= Task requirements =
From the entries below, copy out every line with "Water" in it.

Start of Dataset records

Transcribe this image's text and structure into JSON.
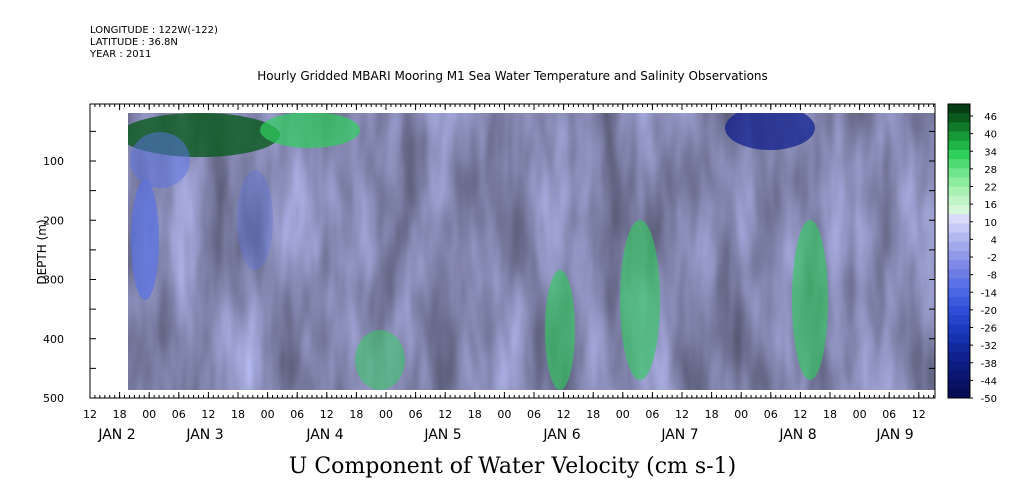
{
  "header": {
    "longitude": "LONGITUDE : 122W(-122)",
    "latitude": "LATITUDE : 36.8N",
    "year": "YEAR : 2011"
  },
  "chart_data": {
    "type": "heatmap",
    "title": "Hourly Gridded MBARI Mooring M1 Sea Water Temperature and Salinity Observations",
    "variable_title": "U Component of Water Velocity (cm s-1)",
    "ylabel": "DEPTH (m)",
    "ylim": [
      500,
      0
    ],
    "y_ticks": [
      100,
      200,
      300,
      400,
      500
    ],
    "x_hour_ticks": [
      "12",
      "18",
      "00",
      "06",
      "12",
      "18",
      "00",
      "06",
      "12",
      "18",
      "00",
      "06",
      "12",
      "18",
      "00",
      "06",
      "12",
      "18",
      "00",
      "06",
      "12",
      "18",
      "00",
      "06",
      "12",
      "18",
      "00",
      "06",
      "12",
      "18",
      "00",
      "06",
      "12",
      "18",
      "00",
      "06",
      "12"
    ],
    "x_day_labels": [
      "JAN  2",
      "JAN  3",
      "JAN  4",
      "JAN  5",
      "JAN  6",
      "JAN  7",
      "JAN  8",
      "JAN  9"
    ],
    "colorbar_labels": [
      "46",
      "40",
      "34",
      "28",
      "22",
      "16",
      "10",
      "4",
      "-2",
      "-8",
      "-14",
      "-20",
      "-26",
      "-32",
      "-38",
      "-44",
      "-50"
    ],
    "colors": {
      "strong_positive": "#0a5a1e",
      "positive": "#2fcf5c",
      "weak_positive": "#9ee8a6",
      "weak_negative": "#b4b8f0",
      "negative": "#5a72e6",
      "strong_negative": "#0a1a8c"
    }
  }
}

End of Dataset records

= Written response =
    "title": "Hourly Gridded MBARI Mooring M1 Sea Water Temperature and Salinity Observations",
    "variable_title": "U Component of Water Velocity (cm s-1)",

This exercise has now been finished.